__Job__
Extract every line of the material that holds the string "screenshot".

-.-.-

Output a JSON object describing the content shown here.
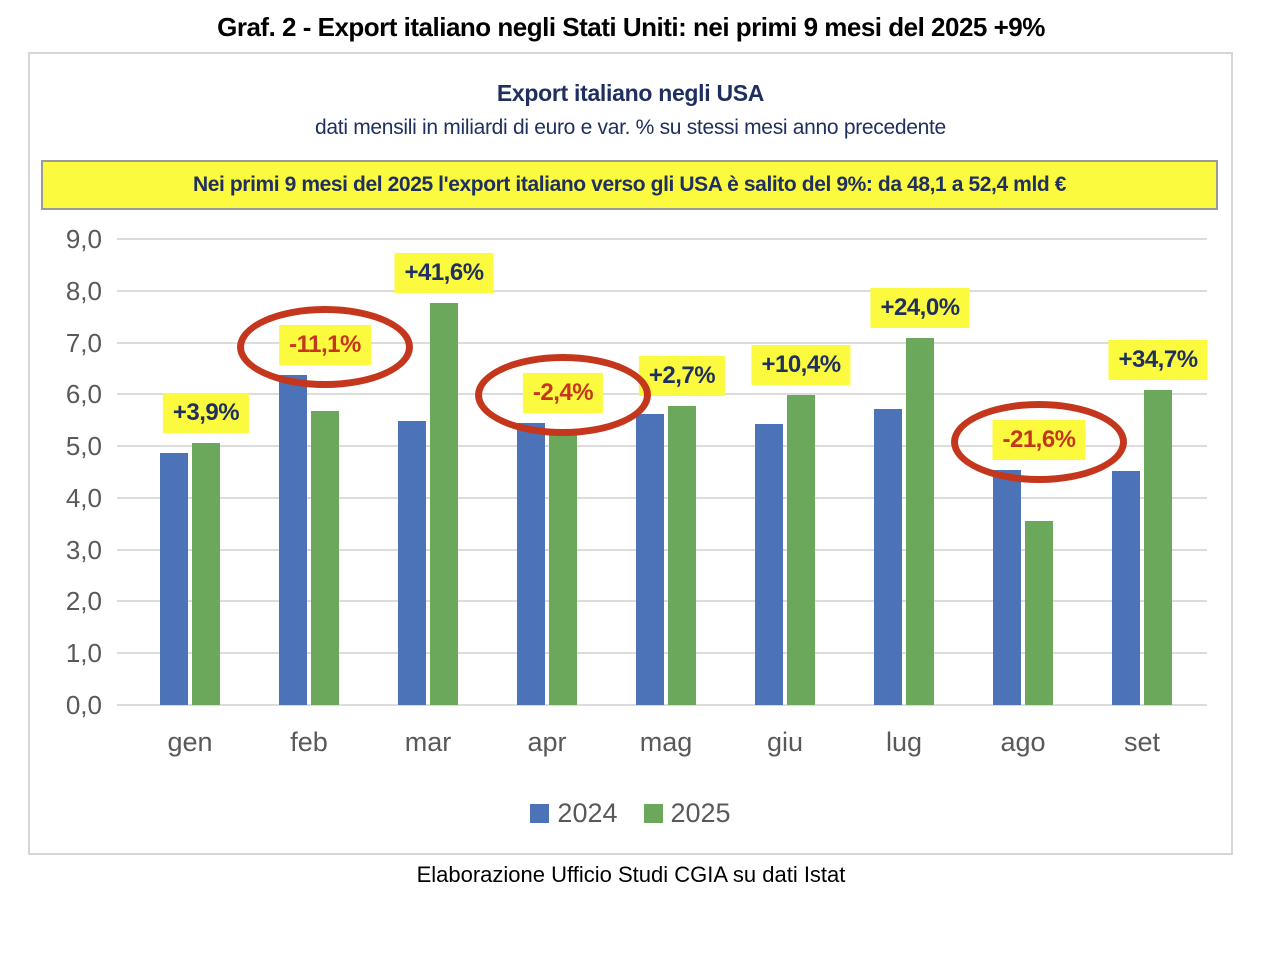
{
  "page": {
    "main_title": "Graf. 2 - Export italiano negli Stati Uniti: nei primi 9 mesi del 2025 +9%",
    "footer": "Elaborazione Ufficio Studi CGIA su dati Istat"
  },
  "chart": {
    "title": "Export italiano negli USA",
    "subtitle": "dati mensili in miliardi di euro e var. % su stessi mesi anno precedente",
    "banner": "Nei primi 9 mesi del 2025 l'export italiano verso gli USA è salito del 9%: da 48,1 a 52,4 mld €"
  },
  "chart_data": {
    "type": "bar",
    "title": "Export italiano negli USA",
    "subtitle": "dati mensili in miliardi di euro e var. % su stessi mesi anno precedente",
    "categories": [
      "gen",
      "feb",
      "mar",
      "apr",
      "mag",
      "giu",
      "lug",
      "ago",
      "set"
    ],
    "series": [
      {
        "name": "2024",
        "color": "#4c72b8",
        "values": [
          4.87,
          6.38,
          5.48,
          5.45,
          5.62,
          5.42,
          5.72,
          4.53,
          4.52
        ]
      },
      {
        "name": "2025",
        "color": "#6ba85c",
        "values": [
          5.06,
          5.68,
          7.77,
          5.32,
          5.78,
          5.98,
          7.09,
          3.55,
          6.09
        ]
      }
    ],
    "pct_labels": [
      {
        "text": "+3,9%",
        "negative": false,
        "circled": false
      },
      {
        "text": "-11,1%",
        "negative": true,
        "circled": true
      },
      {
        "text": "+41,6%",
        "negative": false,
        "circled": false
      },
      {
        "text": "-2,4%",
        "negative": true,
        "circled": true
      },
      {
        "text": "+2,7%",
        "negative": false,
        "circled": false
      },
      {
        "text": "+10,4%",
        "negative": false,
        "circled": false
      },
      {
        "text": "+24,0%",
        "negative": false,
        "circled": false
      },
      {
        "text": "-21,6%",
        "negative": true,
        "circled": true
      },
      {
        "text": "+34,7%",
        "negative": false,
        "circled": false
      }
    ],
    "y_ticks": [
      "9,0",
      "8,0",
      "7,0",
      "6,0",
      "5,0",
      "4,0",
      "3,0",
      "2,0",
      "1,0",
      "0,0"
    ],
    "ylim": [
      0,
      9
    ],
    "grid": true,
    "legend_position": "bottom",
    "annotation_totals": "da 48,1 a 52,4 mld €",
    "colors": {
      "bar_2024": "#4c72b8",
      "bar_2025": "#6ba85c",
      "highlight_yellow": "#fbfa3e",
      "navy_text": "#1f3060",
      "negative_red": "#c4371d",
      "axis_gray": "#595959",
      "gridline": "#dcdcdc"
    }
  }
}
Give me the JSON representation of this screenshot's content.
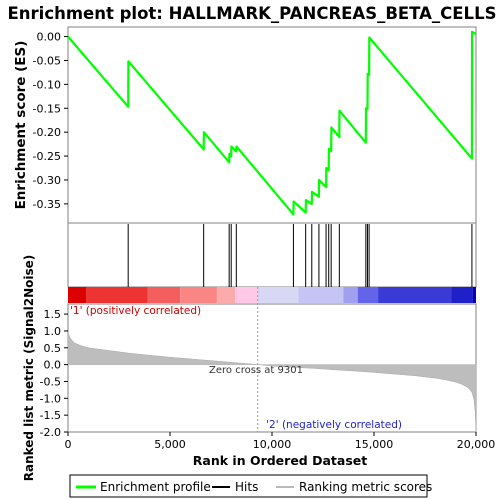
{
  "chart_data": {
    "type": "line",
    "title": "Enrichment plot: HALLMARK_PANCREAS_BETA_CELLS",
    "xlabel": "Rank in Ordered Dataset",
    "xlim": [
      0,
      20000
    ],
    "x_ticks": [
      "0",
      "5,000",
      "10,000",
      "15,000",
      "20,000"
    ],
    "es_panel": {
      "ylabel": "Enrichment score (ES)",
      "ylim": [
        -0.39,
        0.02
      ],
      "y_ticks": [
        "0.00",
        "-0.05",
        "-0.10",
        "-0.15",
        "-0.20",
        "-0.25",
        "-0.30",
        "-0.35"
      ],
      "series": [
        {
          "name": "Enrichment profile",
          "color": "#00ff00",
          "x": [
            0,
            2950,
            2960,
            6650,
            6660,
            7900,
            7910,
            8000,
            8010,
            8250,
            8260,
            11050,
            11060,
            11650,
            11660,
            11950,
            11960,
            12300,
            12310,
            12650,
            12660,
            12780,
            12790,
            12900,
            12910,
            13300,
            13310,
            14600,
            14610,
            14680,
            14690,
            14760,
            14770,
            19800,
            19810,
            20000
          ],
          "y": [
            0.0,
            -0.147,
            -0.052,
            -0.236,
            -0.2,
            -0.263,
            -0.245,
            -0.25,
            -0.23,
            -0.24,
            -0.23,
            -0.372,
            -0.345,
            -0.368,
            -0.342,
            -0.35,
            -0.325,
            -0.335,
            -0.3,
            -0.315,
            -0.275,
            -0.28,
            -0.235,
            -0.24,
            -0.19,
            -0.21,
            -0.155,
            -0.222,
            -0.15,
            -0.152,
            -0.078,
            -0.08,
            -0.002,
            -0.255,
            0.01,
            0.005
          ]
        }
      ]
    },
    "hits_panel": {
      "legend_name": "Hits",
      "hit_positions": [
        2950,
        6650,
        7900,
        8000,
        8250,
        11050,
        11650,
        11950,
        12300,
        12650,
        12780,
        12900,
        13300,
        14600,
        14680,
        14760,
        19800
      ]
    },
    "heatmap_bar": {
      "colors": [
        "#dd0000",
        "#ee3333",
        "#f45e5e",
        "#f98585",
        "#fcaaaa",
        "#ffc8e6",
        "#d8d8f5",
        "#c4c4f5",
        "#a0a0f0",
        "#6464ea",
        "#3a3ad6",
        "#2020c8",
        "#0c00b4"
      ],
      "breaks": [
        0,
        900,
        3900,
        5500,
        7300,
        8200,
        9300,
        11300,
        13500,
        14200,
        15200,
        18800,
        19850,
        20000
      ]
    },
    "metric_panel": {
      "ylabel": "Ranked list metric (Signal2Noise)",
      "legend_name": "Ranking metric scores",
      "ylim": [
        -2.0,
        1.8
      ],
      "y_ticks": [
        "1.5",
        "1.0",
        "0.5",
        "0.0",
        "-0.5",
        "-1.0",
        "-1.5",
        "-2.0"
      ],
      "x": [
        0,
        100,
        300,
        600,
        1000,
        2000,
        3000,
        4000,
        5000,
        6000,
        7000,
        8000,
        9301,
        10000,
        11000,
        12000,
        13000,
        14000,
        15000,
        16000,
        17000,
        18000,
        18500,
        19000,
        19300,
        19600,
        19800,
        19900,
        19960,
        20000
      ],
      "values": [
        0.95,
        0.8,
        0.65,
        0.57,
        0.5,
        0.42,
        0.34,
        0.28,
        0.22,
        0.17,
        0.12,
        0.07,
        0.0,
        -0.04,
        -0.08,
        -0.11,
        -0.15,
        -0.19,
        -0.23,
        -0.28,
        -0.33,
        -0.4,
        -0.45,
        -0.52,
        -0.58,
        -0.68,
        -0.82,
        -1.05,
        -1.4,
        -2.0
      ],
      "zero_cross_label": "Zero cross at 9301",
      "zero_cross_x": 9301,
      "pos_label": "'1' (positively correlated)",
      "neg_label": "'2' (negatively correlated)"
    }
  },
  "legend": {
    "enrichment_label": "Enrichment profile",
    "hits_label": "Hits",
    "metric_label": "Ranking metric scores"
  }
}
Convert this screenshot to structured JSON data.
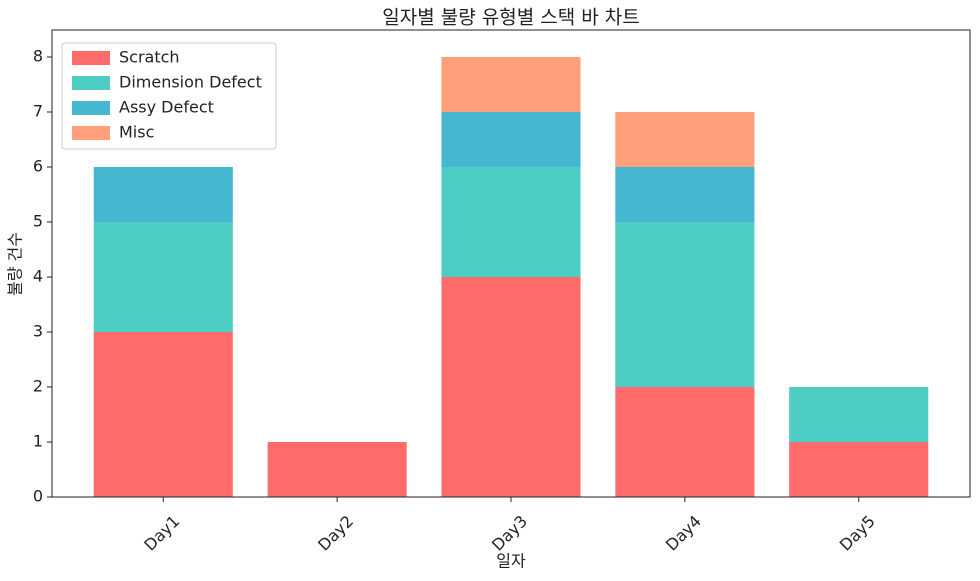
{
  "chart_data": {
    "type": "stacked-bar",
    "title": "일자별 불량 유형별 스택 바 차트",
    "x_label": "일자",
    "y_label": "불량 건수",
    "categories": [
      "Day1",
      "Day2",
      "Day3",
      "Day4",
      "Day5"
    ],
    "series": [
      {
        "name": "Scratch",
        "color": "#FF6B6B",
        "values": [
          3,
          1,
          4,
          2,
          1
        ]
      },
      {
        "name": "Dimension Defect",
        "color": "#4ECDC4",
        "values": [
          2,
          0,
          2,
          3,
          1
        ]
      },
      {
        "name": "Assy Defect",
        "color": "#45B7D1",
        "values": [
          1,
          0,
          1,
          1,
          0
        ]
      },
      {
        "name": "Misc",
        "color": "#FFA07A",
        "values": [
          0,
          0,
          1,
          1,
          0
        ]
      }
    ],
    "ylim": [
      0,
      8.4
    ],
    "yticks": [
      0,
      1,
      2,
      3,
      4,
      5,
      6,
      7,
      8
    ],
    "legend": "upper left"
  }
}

-.-.-

__Answer for the task__
Give me the JSON representation of this screenshot's content.
Convert this screenshot to structured JSON data.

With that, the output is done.